[WHAT IS BEING ASKED] Pull each line containing "search" out of the data and copy it.
--- Start ---
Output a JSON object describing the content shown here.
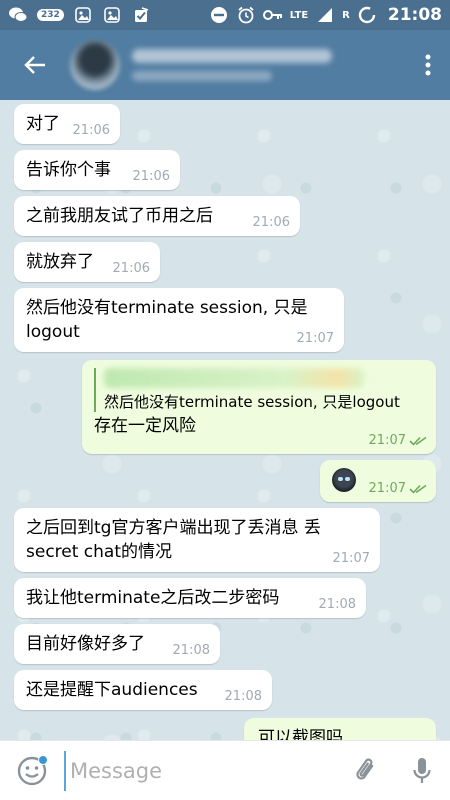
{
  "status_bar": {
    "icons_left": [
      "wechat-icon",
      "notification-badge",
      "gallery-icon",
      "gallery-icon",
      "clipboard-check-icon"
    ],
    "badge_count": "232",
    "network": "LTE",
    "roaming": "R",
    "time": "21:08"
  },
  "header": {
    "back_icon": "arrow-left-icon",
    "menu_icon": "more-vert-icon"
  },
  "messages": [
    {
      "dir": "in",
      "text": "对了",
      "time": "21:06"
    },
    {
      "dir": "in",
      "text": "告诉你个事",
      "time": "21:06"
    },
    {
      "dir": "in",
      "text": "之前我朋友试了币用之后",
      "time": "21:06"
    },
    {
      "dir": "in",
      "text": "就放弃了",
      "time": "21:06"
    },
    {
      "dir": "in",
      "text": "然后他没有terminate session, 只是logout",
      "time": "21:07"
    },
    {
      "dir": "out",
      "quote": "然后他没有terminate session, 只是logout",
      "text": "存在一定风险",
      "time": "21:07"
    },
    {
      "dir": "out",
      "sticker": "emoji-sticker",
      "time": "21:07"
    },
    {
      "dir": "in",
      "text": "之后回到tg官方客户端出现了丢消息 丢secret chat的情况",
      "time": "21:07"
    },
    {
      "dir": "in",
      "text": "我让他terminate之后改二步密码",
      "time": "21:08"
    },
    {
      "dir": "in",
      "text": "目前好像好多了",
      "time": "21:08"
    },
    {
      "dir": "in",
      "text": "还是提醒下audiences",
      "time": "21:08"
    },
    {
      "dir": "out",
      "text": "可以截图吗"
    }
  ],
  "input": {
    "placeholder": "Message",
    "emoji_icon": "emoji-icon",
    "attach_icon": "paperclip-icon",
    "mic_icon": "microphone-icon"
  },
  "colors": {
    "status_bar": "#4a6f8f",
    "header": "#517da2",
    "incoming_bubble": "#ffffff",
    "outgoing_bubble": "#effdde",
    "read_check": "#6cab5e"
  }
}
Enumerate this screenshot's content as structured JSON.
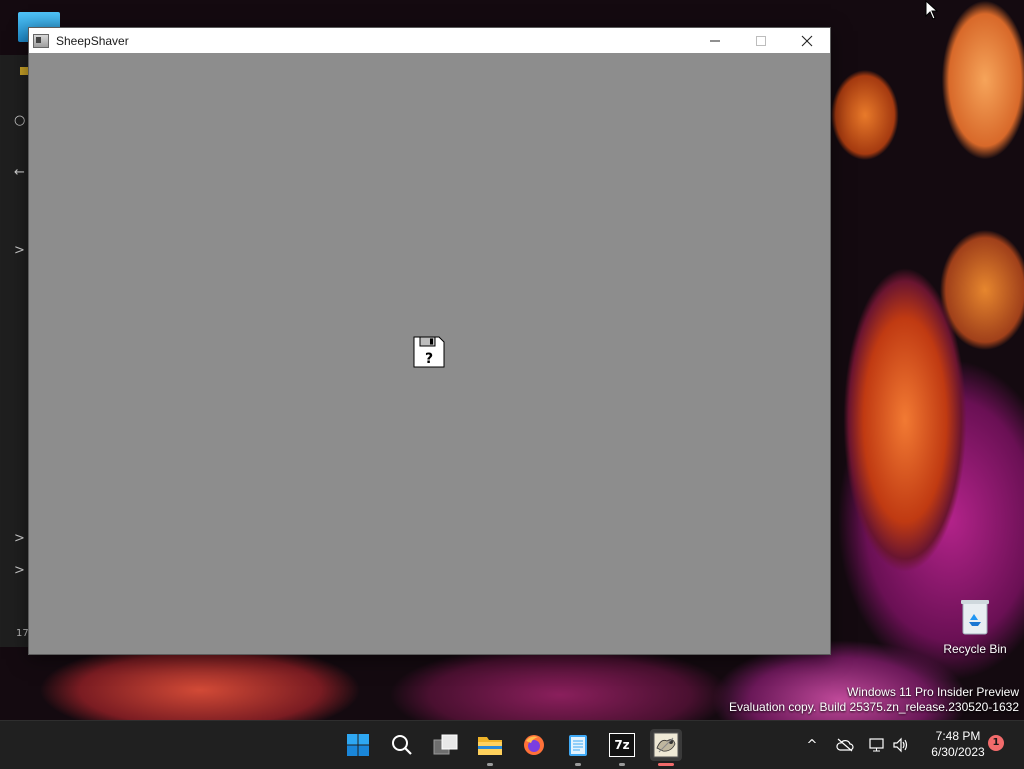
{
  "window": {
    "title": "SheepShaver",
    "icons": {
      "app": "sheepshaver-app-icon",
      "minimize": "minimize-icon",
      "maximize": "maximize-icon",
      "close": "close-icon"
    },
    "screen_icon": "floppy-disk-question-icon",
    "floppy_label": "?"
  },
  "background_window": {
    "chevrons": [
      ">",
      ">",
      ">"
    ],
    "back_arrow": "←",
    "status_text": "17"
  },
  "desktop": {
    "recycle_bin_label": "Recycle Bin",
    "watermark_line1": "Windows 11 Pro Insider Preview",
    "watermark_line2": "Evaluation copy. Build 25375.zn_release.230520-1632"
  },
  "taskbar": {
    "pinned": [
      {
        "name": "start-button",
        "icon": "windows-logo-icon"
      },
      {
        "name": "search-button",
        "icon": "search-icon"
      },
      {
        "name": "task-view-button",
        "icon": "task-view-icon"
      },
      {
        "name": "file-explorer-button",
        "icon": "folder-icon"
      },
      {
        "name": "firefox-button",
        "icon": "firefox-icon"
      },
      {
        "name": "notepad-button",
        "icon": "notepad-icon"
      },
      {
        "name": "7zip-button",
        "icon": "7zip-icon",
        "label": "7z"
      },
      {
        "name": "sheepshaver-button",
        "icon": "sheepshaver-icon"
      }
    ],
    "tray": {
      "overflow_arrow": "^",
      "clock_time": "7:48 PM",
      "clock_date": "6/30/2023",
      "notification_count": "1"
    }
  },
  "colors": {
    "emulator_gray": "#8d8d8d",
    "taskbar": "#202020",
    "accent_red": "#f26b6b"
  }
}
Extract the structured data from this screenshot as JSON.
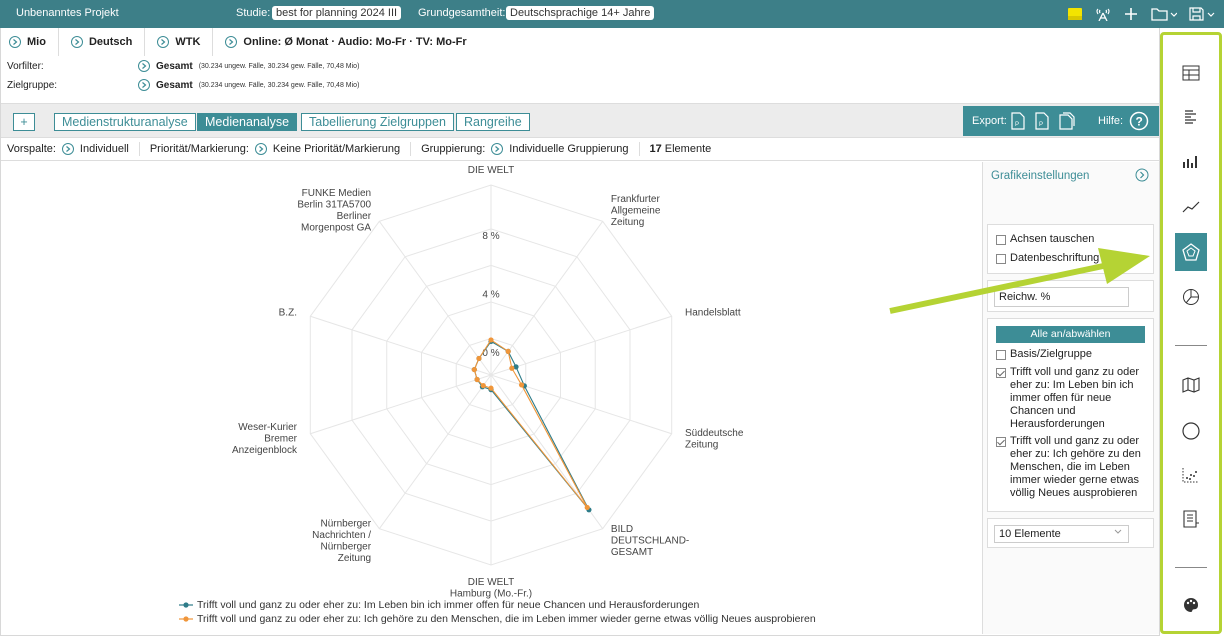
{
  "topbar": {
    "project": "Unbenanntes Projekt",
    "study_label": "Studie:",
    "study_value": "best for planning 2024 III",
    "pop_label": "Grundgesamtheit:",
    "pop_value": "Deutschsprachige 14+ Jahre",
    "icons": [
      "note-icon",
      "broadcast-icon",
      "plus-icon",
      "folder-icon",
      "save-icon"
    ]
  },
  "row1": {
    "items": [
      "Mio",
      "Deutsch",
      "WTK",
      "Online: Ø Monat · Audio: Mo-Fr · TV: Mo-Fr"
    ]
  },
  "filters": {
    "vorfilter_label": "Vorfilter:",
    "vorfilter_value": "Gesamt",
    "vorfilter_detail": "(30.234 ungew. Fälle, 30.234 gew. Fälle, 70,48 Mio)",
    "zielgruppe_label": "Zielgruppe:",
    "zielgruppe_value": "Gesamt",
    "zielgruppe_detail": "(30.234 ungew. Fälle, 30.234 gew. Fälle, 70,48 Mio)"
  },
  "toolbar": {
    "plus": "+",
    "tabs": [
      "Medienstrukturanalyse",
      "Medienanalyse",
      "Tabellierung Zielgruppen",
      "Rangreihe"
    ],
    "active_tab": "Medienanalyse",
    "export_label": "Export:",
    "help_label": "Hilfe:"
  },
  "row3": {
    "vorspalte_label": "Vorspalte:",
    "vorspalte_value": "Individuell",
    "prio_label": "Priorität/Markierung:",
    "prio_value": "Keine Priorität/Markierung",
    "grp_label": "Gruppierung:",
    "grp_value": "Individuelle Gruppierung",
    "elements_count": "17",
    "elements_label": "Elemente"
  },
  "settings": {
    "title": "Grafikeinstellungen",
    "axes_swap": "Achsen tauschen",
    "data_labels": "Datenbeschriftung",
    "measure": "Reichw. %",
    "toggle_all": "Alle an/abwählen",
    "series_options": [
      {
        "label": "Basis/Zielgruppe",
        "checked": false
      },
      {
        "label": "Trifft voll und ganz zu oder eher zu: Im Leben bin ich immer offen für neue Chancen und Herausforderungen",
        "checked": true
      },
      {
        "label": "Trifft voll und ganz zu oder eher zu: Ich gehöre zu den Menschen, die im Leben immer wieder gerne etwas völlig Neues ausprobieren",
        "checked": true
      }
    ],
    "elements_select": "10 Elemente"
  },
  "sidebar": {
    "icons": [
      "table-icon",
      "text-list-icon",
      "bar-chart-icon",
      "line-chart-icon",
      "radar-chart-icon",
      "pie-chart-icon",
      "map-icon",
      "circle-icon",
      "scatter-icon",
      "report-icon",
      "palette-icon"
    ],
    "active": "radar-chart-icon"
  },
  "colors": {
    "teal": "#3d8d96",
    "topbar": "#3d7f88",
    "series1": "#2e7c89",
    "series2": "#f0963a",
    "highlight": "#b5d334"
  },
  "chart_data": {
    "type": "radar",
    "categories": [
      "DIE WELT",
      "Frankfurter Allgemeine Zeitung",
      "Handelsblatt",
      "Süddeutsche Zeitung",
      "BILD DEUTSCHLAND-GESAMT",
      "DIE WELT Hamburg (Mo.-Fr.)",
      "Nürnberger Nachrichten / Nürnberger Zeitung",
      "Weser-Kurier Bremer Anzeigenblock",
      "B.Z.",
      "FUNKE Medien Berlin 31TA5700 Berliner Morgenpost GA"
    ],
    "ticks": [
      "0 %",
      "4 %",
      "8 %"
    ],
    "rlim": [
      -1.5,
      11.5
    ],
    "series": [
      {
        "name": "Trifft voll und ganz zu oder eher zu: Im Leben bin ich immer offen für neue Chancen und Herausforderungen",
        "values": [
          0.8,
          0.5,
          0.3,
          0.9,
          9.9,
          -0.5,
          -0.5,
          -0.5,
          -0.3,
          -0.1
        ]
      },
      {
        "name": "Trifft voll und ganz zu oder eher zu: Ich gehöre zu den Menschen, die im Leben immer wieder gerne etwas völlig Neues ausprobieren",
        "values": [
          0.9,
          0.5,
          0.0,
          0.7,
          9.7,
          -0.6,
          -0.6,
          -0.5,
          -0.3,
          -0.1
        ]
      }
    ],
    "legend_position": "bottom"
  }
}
--- End ---
[WRITTEN RESPONSE]
        "name": "search-button",
        "icon": "search-icon"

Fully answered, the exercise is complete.